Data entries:
'''
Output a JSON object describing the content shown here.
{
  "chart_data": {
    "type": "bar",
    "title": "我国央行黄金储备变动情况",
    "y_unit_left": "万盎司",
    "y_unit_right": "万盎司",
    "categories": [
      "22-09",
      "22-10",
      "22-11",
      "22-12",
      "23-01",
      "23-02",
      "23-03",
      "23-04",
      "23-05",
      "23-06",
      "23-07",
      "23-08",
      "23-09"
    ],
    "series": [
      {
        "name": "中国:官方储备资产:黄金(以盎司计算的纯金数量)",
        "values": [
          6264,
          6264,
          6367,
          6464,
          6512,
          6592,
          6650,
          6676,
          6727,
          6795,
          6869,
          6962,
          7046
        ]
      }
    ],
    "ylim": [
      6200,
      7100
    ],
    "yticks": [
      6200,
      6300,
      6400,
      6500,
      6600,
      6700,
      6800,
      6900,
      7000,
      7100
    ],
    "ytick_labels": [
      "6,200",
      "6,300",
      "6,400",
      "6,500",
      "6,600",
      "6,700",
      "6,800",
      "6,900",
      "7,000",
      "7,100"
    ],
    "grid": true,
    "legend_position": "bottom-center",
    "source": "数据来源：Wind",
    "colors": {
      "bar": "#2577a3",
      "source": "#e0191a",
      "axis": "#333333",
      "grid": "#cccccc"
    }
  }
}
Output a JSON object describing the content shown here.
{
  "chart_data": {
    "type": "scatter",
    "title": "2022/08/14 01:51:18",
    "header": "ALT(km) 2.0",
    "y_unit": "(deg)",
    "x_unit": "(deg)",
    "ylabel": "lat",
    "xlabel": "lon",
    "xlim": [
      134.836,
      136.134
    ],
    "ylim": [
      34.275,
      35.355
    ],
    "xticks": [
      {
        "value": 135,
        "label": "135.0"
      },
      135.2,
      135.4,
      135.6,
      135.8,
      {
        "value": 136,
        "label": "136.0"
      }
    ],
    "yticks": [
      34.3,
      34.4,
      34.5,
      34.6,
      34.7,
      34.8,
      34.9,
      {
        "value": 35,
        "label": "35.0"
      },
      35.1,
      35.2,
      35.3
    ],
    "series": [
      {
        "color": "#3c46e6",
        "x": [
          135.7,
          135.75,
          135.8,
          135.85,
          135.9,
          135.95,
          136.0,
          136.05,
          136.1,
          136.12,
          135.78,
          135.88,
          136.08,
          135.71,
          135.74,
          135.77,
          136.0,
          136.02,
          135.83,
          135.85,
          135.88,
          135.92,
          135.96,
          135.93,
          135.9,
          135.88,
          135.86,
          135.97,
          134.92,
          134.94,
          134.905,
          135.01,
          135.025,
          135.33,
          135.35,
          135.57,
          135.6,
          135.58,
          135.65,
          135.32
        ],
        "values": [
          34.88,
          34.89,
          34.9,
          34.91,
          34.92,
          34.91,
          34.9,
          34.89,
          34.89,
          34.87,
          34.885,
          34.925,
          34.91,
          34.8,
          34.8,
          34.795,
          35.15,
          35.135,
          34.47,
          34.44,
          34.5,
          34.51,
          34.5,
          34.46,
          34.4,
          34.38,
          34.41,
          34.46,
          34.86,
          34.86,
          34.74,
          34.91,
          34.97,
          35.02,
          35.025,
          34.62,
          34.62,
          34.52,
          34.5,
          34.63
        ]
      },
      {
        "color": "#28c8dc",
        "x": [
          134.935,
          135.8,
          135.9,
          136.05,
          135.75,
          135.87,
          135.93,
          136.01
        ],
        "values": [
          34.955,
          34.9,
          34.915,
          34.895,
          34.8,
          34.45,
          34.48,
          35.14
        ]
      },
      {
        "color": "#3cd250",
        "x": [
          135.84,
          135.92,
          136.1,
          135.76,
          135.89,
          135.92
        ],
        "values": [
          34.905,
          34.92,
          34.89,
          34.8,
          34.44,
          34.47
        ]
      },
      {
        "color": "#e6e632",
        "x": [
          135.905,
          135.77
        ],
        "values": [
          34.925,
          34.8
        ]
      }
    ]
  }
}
'''
■ Problem statement ■
Make an exact copy of the data above.

■ Worked solution ■
Output a JSON object describing the content shown here.
{
  "chart_data": {
    "type": "bar",
    "title": "我国央行黄金储备变动情况",
    "y_unit_left": "万盎司",
    "y_unit_right": "万盎司",
    "categories": [
      "22-09",
      "22-10",
      "22-11",
      "22-12",
      "23-01",
      "23-02",
      "23-03",
      "23-04",
      "23-05",
      "23-06",
      "23-07",
      "23-08",
      "23-09"
    ],
    "series": [
      {
        "name": "中国:官方储备资产:黄金(以盎司计算的纯金数量)",
        "values": [
          6264,
          6264,
          6367,
          6464,
          6512,
          6592,
          6650,
          6676,
          6727,
          6795,
          6869,
          6962,
          7046
        ]
      }
    ],
    "ylim": [
      6200,
      7100
    ],
    "yticks": [
      6200,
      6300,
      6400,
      6500,
      6600,
      6700,
      6800,
      6900,
      7000,
      7100
    ],
    "ytick_labels": [
      "6,200",
      "6,300",
      "6,400",
      "6,500",
      "6,600",
      "6,700",
      "6,800",
      "6,900",
      "7,000",
      "7,100"
    ],
    "grid": true,
    "legend_position": "bottom-center",
    "source": "数据来源：Wind",
    "colors": {
      "bar": "#2577a3",
      "source": "#e0191a",
      "axis": "#333333",
      "grid": "#cccccc"
    }
  }
}
Output a JSON object describing the content shown here.
{
  "chart_data": {
    "type": "scatter",
    "title": "2022/08/14 01:51:18",
    "header": "ALT(km) 2.0",
    "y_unit": "(deg)",
    "x_unit": "(deg)",
    "ylabel": "lat",
    "xlabel": "lon",
    "xlim": [
      134.836,
      136.134
    ],
    "ylim": [
      34.275,
      35.355
    ],
    "xticks": [
      {
        "value": 135,
        "label": "135.0"
      },
      135.2,
      135.4,
      135.6,
      135.8,
      {
        "value": 136,
        "label": "136.0"
      }
    ],
    "yticks": [
      34.3,
      34.4,
      34.5,
      34.6,
      34.7,
      34.8,
      34.9,
      {
        "value": 35,
        "label": "35.0"
      },
      35.1,
      35.2,
      35.3
    ],
    "series": [
      {
        "color": "#3c46e6",
        "x": [
          135.7,
          135.75,
          135.8,
          135.85,
          135.9,
          135.95,
          136.0,
          136.05,
          136.1,
          136.12,
          135.78,
          135.88,
          136.08,
          135.71,
          135.74,
          135.77,
          136.0,
          136.02,
          135.83,
          135.85,
          135.88,
          135.92,
          135.96,
          135.93,
          135.9,
          135.88,
          135.86,
          135.97,
          134.92,
          134.94,
          134.905,
          135.01,
          135.025,
          135.33,
          135.35,
          135.57,
          135.6,
          135.58,
          135.65,
          135.32
        ],
        "values": [
          34.88,
          34.89,
          34.9,
          34.91,
          34.92,
          34.91,
          34.9,
          34.89,
          34.89,
          34.87,
          34.885,
          34.925,
          34.91,
          34.8,
          34.8,
          34.795,
          35.15,
          35.135,
          34.47,
          34.44,
          34.5,
          34.51,
          34.5,
          34.46,
          34.4,
          34.38,
          34.41,
          34.46,
          34.86,
          34.86,
          34.74,
          34.91,
          34.97,
          35.02,
          35.025,
          34.62,
          34.62,
          34.52,
          34.5,
          34.63
        ]
      },
      {
        "color": "#28c8dc",
        "x": [
          134.935,
          135.8,
          135.9,
          136.05,
          135.75,
          135.87,
          135.93,
          136.01
        ],
        "values": [
          34.955,
          34.9,
          34.915,
          34.895,
          34.8,
          34.45,
          34.48,
          35.14
        ]
      },
      {
        "color": "#3cd250",
        "x": [
          135.84,
          135.92,
          136.1,
          135.76,
          135.89,
          135.92
        ],
        "values": [
          34.905,
          34.92,
          34.89,
          34.8,
          34.44,
          34.47
        ]
      },
      {
        "color": "#e6e632",
        "x": [
          135.905,
          135.77
        ],
        "values": [
          34.925,
          34.8
        ]
      }
    ]
  }
}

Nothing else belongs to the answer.